(Given task) Identify all lines below that hold "should" and collect them.

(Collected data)
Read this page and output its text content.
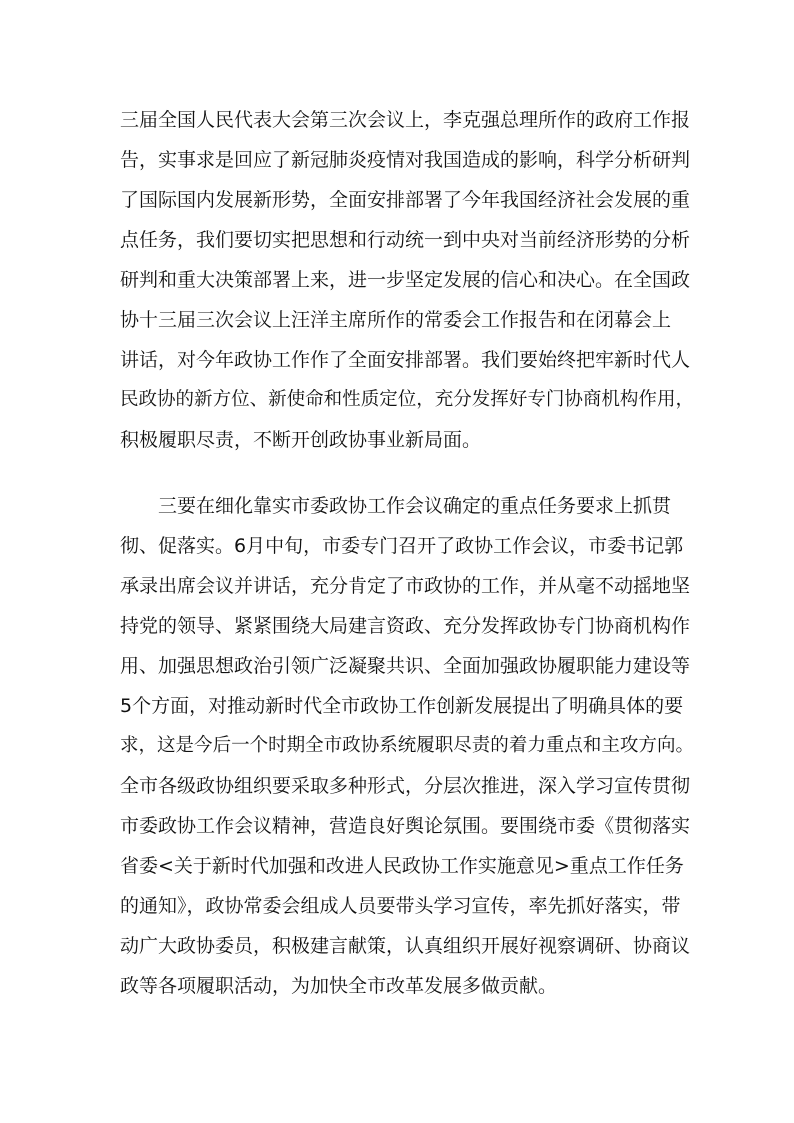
三届全国人民代表大会第三次会议上，李克强总理所作的政府工作报
告，实事求是回应了新冠肺炎疫情对我国造成的影响，科学分析研判
了国际国内发展新形势，全面安排部署了今年我国经济社会发展的重
点任务，我们要切实把思想和行动统一到中央对当前经济形势的分析
研判和重大决策部署上来，进一步坚定发展的信心和决心。在全国政
协十三届三次会议上汪洋主席所作的常委会工作报告和在闭幕会上
讲话，对今年政协工作作了全面安排部署。我们要始终把牢新时代人
民政协的新方位、新使命和性质定位，充分发挥好专门协商机构作用，
积极履职尽责，不断开创政协事业新局面。
三要在细化靠实市委政协工作会议确定的重点任务要求上抓贯
彻、促落实。6月中旬，市委专门召开了政协工作会议，市委书记郭
承录出席会议并讲话，充分肯定了市政协的工作，并从毫不动摇地坚
持党的领导、紧紧围绕大局建言资政、充分发挥政协专门协商机构作
用、加强思想政治引领广泛凝聚共识、全面加强政协履职能力建设等
5个方面，对推动新时代全市政协工作创新发展提出了明确具体的要
求，这是今后一个时期全市政协系统履职尽责的着力重点和主攻方向。
全市各级政协组织要采取多种形式，分层次推进，深入学习宣传贯彻
市委政协工作会议精神，营造良好舆论氛围。要围绕市委《贯彻落实
省委<关于新时代加强和改进人民政协工作实施意见>重点工作任务
的通知》，政协常委会组成人员要带头学习宣传，率先抓好落实，带
动广大政协委员，积极建言献策，认真组织开展好视察调研、协商议
政等各项履职活动，为加快全市改革发展多做贡献。
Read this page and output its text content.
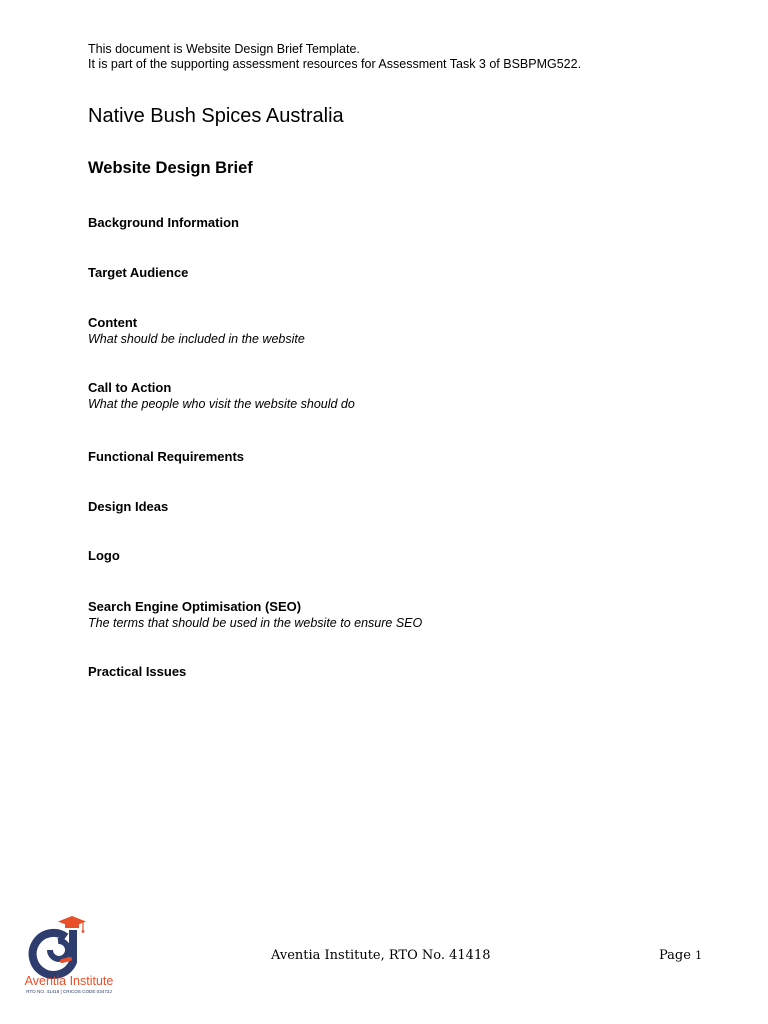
This document is Website Design Brief Template.
It is part of the supporting assessment resources for Assessment Task 3 of BSBPMG522.
Native Bush Spices Australia
Website Design Brief

Background Information

Target Audience

Content

What should be included in the website

Call to Action

What the people who visit the website should do

Functional Requirements

Design Ideas

Logo

Search Engine Optimisation (SEO)

The terms that should be used in the website to ensure SEO

Practical Issues

Aventia Institute
RTO NO. 41418 | CRICOS CODE 03473J
Aventia Institute, RTO No. 41418	Page 1
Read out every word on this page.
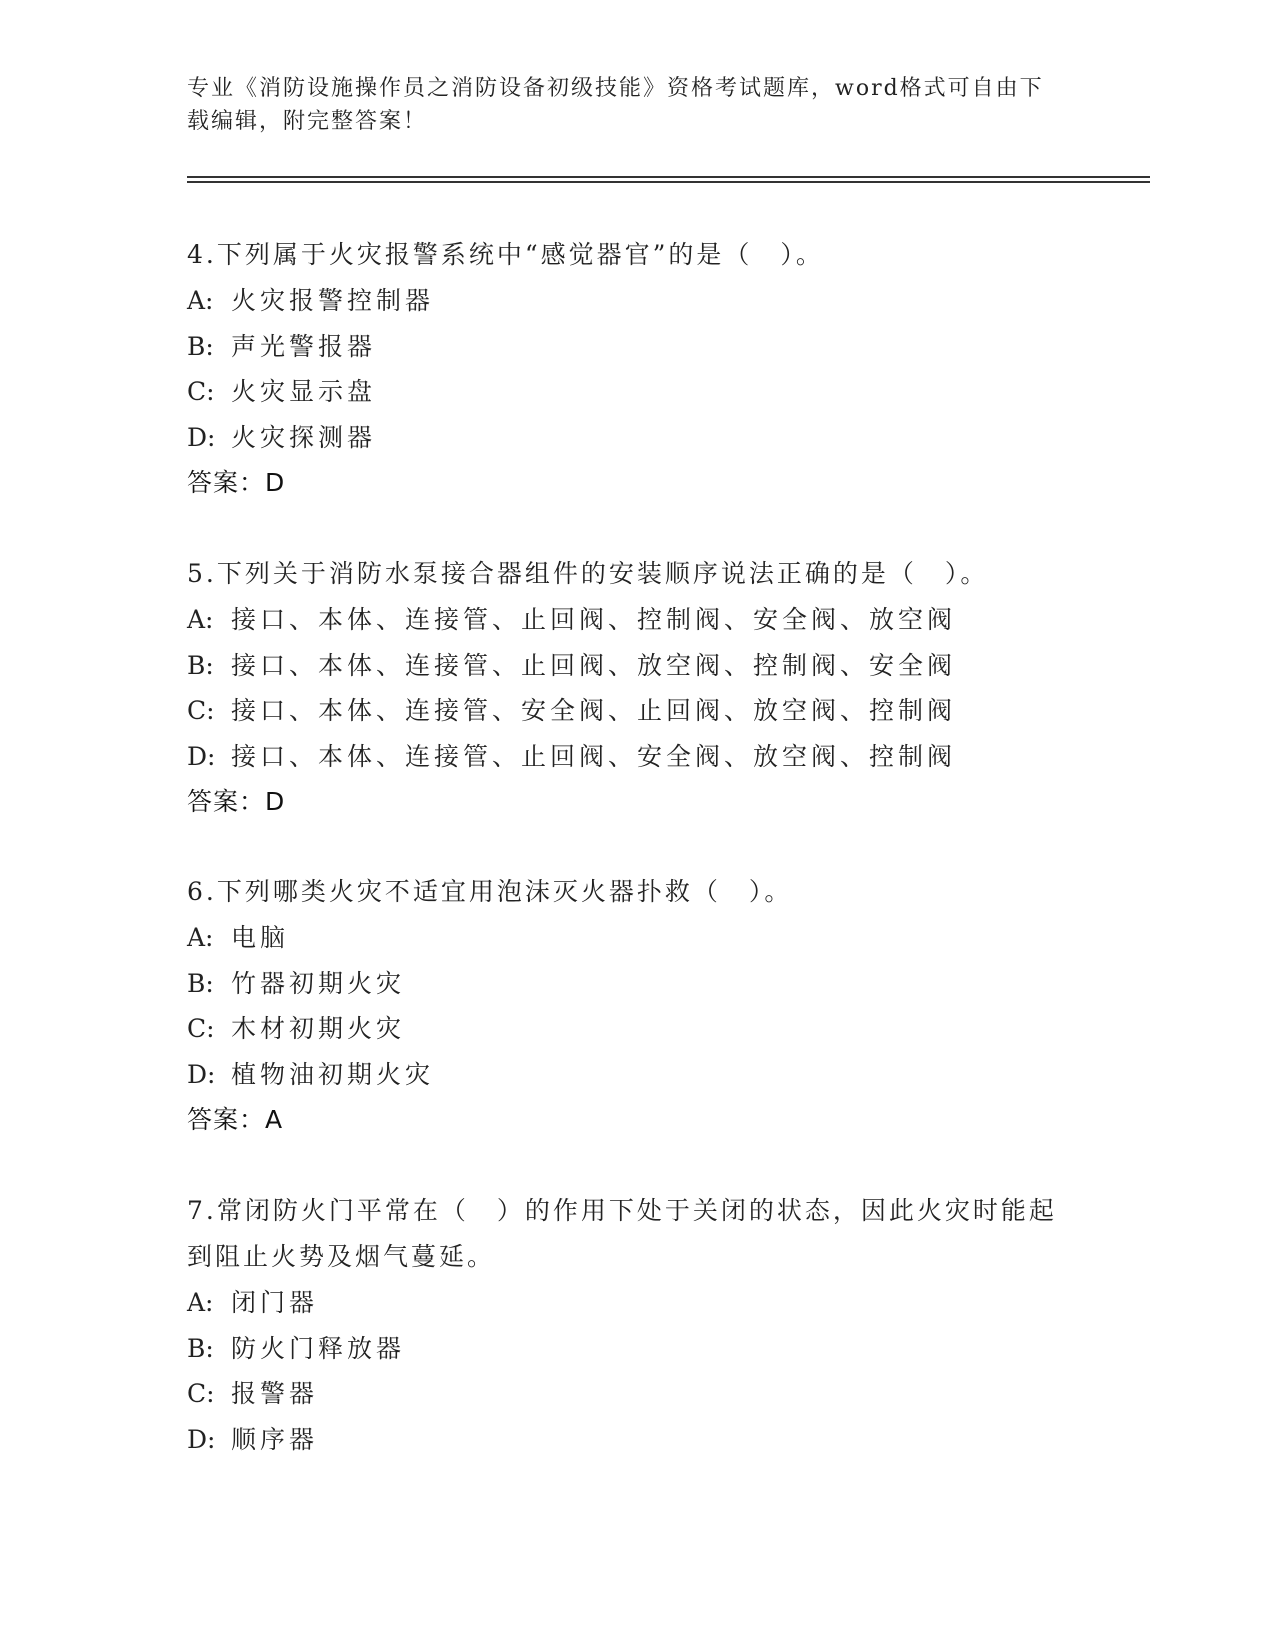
专业《消防设施操作员之消防设备初级技能》资格考试题库，word格式可自由下载编辑，附完整答案！

4.下列属于火灾报警系统中“感觉器官”的是（　）。

A: 火灾报警控制器

B: 声光警报器

C: 火灾显示盘

D: 火灾探测器

答案：D

5.下列关于消防水泵接合器组件的安装顺序说法正确的是（　）。

A: 接口、本体、连接管、止回阀、控制阀、安全阀、放空阀

B: 接口、本体、连接管、止回阀、放空阀、控制阀、安全阀

C: 接口、本体、连接管、安全阀、止回阀、放空阀、控制阀

D: 接口、本体、连接管、止回阀、安全阀、放空阀、控制阀

答案：D

6.下列哪类火灾不适宜用泡沫灭火器扑救（　）。

A: 电脑

B: 竹器初期火灾

C: 木材初期火灾

D: 植物油初期火灾

答案：A

7.常闭防火门平常在（　）的作用下处于关闭的状态，因此火灾时能起到阻止火势及烟气蔓延。

A: 闭门器

B: 防火门释放器

C: 报警器

D: 顺序器
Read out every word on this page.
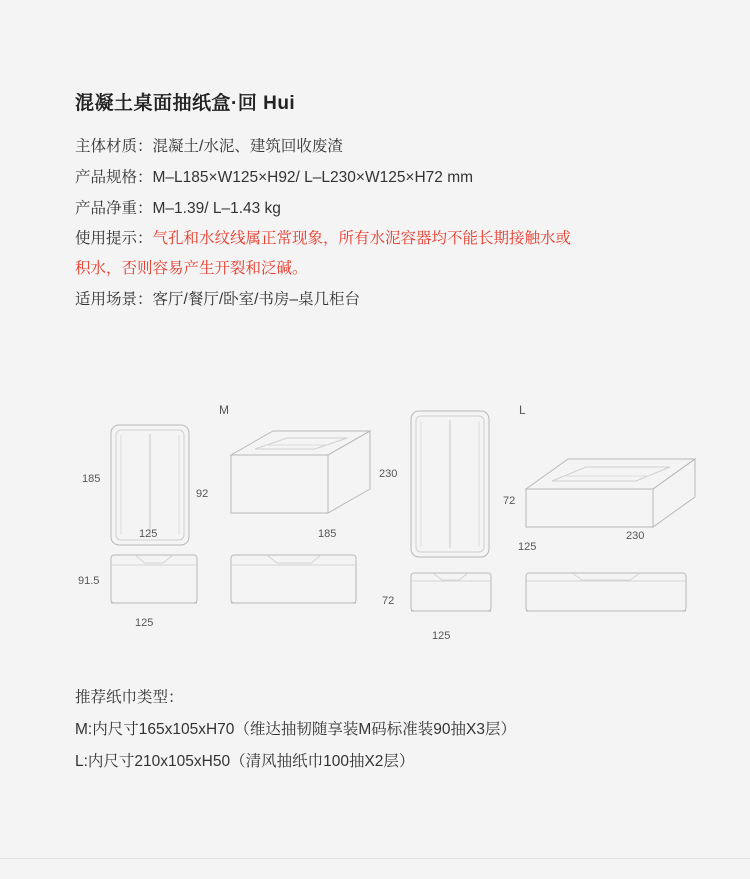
混凝土桌面抽纸盒·回 Hui
主体材质：混凝土/水泥、建筑回收废渣
产品规格：M–L185×W125×H92/ L–L230×W125×H72 mm
产品净重：M–1.39/ L–1.43 kg
使用提示：气孔和水纹线属正常现象，所有水泥容器均不能长期接触水或
积水，否则容易产生开裂和泛碱。
适用场景：客厅/餐厅/卧室/书房–桌几柜台
M	L
185
125
92
185
91.5
125
230
125
72
230
72
125
推荐纸巾类型：
M:内尺寸165x105xH70（维达抽韧随享装M码标准装90抽X3层）
L:内尺寸210x105xH50（清风抽纸巾100抽X2层）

(The response)
What should be included in the website
What the people who visit the website should do
The terms that should be used in the website to ensure SEO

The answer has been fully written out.